▸ What needs to be done
Print the entries in full, word for word, but not the pictures.

Dataset records:
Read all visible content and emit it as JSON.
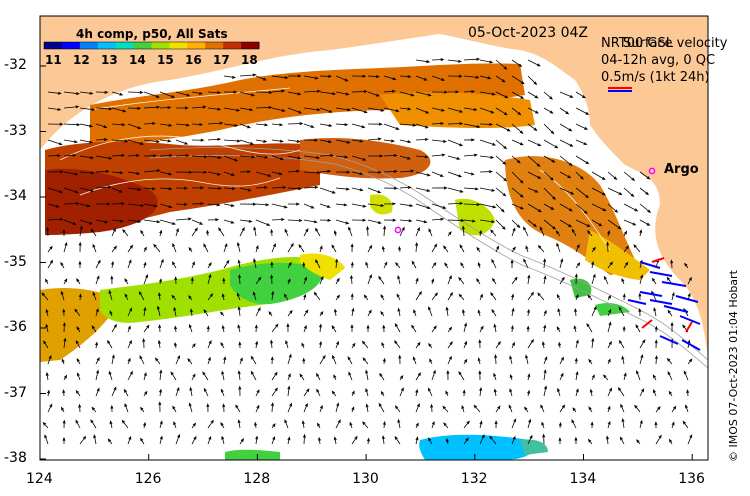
{
  "map": {
    "date_label": "05-Oct-2023 04Z",
    "product_line1": "NRT00 GSL",
    "product_line2": "04-12h avg, 0 QC",
    "velocity_line1": "Surface velocity",
    "velocity_line2": "0.5m/s (1kt 24h)",
    "credit": "© IMOS 07-Oct-2023 01:04 Hobart",
    "argo_label": "Argo",
    "colorbar": {
      "title": "4h comp, p50, All Sats",
      "ticks": [
        "11",
        "12",
        "13",
        "14",
        "15",
        "16",
        "17",
        "18"
      ],
      "colors": [
        "#00008b",
        "#0000ff",
        "#0080ff",
        "#00c0ff",
        "#00e0c0",
        "#40d040",
        "#a0e000",
        "#f0e000",
        "#ffb000",
        "#e07000",
        "#c03000",
        "#8b0000"
      ]
    },
    "lon_ticks": [
      "124",
      "126",
      "128",
      "130",
      "132",
      "134",
      "136"
    ],
    "lat_ticks": [
      "-32",
      "-33",
      "-34",
      "-35",
      "-36",
      "-37",
      "-38"
    ],
    "colors": {
      "land": "#fcc896",
      "ocean": "#ffffff",
      "argo": "#ff00ff",
      "arrow_black": "#000000",
      "arrow_blue": "#0000ff",
      "arrow_red": "#ff0000"
    }
  }
}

▸ Answer to the exercise
Read all visible content and emit it as JSON.
{
  "map": {
    "date_label": "05-Oct-2023 04Z",
    "product_line1": "NRT00 GSL",
    "product_line2": "04-12h avg, 0 QC",
    "velocity_line1": "Surface velocity",
    "velocity_line2": "0.5m/s (1kt 24h)",
    "credit": "© IMOS 07-Oct-2023 01:04 Hobart",
    "argo_label": "Argo",
    "colorbar": {
      "title": "4h comp, p50, All Sats",
      "ticks": [
        "11",
        "12",
        "13",
        "14",
        "15",
        "16",
        "17",
        "18"
      ],
      "colors": [
        "#00008b",
        "#0000ff",
        "#0080ff",
        "#00c0ff",
        "#00e0c0",
        "#40d040",
        "#a0e000",
        "#f0e000",
        "#ffb000",
        "#e07000",
        "#c03000",
        "#8b0000"
      ]
    },
    "lon_ticks": [
      "124",
      "126",
      "128",
      "130",
      "132",
      "134",
      "136"
    ],
    "lat_ticks": [
      "-32",
      "-33",
      "-34",
      "-35",
      "-36",
      "-37",
      "-38"
    ],
    "colors": {
      "land": "#fcc896",
      "ocean": "#ffffff",
      "argo": "#ff00ff",
      "arrow_black": "#000000",
      "arrow_blue": "#0000ff",
      "arrow_red": "#ff0000"
    }
  }
}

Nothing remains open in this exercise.